• WHAT IS ASKED
Go through the entries below and collect each line with the string "colormap" in it.

• DATA EXTRACT
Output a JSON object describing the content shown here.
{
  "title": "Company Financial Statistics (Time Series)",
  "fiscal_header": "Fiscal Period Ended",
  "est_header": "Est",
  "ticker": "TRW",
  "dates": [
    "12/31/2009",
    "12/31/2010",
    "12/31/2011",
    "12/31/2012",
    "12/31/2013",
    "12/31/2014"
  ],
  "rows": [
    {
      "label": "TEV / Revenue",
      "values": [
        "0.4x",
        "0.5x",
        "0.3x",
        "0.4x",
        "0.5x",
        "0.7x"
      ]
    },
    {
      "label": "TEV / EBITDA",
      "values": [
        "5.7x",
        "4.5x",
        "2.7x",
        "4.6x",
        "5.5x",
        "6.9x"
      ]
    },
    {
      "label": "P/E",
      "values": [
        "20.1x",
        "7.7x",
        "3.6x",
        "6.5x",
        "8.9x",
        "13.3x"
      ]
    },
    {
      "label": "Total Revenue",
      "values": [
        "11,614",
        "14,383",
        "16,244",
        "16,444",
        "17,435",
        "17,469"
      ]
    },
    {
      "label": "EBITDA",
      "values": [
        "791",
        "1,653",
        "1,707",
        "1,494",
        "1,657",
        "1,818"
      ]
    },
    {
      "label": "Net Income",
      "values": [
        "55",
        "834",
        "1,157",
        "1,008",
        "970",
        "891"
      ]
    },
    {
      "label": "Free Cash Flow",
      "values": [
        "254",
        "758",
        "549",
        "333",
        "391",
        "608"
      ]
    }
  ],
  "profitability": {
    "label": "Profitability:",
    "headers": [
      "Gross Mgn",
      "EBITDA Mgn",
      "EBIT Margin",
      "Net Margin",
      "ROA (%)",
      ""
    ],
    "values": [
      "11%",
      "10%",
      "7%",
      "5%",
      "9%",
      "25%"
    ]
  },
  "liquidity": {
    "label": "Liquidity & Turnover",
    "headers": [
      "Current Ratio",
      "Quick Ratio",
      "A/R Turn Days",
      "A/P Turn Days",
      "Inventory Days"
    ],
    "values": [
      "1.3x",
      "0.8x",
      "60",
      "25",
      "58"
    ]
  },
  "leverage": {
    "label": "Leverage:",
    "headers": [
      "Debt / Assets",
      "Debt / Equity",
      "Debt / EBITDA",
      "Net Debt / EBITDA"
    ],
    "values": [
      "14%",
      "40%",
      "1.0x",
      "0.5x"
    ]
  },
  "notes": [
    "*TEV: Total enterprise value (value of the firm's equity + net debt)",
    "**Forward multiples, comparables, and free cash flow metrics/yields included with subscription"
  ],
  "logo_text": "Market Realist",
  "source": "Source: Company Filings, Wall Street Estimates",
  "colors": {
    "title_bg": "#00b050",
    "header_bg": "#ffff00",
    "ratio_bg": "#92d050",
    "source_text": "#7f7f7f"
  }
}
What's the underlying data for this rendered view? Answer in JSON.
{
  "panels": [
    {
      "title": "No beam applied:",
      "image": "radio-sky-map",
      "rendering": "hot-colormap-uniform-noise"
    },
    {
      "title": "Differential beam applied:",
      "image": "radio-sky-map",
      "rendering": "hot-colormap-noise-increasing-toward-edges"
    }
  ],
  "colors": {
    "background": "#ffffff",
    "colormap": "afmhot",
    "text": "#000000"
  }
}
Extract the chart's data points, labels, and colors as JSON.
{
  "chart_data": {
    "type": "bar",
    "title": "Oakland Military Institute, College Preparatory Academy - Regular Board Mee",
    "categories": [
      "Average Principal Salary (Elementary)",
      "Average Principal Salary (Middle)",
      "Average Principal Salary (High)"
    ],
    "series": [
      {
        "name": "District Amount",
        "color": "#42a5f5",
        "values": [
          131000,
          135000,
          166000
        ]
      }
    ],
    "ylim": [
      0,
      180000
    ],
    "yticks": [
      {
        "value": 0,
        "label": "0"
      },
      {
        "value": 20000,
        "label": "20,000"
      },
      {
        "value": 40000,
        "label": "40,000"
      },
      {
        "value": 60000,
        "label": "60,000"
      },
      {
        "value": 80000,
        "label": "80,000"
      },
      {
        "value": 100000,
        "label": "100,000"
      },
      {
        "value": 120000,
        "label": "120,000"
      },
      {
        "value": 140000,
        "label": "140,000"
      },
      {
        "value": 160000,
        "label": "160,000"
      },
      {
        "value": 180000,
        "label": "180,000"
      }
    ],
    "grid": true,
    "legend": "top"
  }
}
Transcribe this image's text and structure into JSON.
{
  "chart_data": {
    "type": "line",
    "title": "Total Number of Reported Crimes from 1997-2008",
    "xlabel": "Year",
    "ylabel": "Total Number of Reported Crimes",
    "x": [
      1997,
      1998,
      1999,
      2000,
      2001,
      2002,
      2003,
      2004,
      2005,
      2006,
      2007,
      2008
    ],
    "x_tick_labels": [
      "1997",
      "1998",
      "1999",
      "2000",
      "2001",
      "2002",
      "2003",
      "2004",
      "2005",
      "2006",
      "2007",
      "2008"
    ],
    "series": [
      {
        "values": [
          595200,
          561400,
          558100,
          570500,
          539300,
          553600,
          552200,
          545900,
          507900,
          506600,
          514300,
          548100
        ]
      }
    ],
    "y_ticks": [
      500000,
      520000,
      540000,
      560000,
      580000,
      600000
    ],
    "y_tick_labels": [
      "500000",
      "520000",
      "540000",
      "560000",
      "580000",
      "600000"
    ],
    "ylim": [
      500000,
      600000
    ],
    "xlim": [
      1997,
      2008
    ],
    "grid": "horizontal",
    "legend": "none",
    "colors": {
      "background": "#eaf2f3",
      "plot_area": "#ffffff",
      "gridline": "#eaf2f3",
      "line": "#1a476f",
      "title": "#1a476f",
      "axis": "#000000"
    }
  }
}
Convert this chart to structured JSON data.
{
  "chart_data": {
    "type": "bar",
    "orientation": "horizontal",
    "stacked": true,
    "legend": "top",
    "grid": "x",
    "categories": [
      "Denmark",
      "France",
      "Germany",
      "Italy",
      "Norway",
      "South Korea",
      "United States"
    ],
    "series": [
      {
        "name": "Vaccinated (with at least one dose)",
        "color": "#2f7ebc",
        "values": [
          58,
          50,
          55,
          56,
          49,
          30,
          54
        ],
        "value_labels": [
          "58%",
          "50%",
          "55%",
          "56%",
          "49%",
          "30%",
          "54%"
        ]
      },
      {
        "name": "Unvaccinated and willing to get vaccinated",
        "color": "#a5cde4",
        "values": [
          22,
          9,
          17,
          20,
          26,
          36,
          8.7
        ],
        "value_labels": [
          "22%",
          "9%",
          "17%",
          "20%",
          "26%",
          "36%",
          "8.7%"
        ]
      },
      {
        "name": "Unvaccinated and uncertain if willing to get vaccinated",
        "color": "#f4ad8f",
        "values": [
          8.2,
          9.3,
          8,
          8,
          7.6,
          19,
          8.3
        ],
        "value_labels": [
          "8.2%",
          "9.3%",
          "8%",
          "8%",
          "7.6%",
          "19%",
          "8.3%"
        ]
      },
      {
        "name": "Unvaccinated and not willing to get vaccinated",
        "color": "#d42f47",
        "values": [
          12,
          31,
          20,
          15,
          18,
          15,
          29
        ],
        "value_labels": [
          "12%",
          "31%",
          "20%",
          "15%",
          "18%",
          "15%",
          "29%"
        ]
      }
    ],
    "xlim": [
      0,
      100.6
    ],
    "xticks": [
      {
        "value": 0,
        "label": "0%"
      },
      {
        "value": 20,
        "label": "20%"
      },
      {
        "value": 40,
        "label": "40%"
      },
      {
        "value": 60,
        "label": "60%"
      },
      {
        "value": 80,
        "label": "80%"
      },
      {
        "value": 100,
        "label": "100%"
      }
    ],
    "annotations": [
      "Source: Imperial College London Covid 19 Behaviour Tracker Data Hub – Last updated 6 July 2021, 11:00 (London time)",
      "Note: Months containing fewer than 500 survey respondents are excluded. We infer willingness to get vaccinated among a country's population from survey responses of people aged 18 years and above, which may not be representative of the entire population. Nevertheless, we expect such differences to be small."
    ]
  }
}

• OUTPUT OF THE EXERCISE
      "rendering": "hot-colormap-uniform-noise"
      "rendering": "hot-colormap-noise-increasing-toward-edges"
    "colormap": "afmhot",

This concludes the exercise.